— DATASET RECORDS —
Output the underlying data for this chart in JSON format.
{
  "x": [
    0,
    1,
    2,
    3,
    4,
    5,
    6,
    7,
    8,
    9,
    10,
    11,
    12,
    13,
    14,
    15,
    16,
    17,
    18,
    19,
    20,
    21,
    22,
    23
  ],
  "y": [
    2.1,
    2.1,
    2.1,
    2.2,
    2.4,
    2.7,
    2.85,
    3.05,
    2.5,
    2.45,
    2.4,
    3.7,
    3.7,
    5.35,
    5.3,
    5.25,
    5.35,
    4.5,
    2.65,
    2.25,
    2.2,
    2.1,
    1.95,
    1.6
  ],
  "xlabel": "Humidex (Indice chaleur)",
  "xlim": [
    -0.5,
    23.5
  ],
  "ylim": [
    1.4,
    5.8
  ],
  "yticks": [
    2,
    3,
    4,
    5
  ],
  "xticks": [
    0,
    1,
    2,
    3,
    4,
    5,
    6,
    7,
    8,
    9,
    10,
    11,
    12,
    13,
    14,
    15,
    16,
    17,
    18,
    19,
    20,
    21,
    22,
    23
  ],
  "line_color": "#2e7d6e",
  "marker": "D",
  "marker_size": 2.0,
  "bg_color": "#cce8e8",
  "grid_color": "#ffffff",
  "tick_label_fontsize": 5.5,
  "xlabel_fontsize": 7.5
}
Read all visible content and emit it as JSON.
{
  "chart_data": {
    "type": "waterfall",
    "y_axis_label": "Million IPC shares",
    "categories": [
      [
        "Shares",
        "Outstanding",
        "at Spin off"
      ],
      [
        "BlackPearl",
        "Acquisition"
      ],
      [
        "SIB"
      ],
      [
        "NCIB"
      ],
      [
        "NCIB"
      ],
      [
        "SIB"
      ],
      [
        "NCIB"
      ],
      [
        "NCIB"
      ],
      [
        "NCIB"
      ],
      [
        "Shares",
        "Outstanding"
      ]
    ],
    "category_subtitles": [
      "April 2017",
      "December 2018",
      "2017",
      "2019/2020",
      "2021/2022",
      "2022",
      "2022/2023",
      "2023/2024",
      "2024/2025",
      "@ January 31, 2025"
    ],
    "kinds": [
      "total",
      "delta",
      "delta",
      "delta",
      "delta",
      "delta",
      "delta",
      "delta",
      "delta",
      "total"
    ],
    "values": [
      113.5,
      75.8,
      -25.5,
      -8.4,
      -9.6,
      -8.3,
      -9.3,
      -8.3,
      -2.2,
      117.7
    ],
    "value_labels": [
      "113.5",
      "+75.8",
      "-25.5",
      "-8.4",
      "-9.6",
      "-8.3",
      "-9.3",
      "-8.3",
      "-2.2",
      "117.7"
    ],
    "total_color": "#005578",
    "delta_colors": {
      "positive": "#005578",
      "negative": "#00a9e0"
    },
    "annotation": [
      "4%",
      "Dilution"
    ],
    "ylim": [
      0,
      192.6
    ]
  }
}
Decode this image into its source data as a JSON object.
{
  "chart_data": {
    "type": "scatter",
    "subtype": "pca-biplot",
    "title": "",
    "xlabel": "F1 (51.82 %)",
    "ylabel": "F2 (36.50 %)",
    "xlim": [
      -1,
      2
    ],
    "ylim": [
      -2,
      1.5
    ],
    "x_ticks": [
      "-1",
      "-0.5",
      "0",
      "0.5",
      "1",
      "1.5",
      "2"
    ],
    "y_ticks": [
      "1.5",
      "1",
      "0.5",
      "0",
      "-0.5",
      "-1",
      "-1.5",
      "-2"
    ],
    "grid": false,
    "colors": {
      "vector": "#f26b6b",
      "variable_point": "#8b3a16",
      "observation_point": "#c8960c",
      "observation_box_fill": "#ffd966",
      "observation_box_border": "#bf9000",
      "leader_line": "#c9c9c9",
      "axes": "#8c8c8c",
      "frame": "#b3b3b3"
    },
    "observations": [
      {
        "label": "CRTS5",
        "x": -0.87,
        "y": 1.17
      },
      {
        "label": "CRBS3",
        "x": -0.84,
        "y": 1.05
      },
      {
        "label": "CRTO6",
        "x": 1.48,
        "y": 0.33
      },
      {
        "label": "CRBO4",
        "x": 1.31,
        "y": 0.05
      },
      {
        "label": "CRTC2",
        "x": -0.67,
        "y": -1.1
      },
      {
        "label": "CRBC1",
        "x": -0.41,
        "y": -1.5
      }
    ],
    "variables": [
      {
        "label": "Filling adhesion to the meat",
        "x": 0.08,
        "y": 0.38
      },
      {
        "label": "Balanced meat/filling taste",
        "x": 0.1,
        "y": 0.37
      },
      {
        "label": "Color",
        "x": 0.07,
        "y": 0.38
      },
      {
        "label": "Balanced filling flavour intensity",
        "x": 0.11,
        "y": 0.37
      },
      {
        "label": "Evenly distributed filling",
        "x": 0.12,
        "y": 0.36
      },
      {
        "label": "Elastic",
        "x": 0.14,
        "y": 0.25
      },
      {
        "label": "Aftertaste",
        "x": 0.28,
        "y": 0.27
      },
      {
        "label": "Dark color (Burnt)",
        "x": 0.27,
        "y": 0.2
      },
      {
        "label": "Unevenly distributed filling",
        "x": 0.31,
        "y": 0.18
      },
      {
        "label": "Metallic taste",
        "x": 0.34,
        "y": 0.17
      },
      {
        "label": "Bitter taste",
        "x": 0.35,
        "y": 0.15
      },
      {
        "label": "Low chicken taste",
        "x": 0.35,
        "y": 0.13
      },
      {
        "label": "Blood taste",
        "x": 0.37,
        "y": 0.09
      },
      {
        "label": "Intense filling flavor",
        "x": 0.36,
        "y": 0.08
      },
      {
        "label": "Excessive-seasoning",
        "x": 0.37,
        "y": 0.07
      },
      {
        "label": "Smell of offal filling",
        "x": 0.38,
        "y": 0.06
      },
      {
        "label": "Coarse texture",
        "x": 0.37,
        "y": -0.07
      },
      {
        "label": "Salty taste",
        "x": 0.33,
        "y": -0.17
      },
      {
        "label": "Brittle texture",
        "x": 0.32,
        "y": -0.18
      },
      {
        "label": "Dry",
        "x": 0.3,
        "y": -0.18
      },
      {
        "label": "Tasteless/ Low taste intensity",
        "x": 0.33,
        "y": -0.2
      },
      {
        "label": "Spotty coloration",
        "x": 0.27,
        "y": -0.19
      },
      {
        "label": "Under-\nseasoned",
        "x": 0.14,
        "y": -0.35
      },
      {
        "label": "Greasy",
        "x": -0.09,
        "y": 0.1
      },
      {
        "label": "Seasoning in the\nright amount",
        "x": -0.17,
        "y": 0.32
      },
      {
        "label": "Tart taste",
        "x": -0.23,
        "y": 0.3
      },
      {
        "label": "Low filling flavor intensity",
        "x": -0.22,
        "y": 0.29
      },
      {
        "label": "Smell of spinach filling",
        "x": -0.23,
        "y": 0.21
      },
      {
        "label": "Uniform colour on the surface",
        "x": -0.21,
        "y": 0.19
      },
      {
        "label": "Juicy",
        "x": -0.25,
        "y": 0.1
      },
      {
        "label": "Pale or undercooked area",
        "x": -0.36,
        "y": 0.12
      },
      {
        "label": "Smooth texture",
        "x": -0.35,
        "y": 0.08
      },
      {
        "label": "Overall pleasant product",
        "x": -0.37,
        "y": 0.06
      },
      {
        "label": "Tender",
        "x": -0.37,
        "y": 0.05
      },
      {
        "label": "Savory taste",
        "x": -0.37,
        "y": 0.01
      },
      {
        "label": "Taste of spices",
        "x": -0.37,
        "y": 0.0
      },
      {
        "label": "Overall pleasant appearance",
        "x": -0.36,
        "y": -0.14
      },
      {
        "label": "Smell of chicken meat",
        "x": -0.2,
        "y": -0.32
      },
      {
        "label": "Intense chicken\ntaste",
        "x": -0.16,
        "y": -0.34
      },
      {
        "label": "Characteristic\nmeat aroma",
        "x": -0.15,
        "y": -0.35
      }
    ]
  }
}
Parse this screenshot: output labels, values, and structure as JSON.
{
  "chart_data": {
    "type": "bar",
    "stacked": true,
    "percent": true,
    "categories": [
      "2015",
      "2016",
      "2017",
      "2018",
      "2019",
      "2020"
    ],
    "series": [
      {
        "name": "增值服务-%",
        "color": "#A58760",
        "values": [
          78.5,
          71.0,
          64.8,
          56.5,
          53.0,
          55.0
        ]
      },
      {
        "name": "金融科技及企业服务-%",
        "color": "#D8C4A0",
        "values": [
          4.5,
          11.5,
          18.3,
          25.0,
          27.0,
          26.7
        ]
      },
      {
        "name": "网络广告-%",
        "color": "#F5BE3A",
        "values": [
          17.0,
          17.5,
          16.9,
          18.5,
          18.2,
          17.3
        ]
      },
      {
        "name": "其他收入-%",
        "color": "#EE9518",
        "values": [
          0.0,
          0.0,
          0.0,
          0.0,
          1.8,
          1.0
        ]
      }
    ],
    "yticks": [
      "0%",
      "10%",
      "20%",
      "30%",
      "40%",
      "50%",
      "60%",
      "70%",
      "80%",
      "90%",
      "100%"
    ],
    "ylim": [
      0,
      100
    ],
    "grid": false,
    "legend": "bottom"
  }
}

— EXERCISE GOAL —
Look back over the material above and state how many lines hold the word "JSON". Write the number and nothing else.

— EXERCISE ANSWER —
4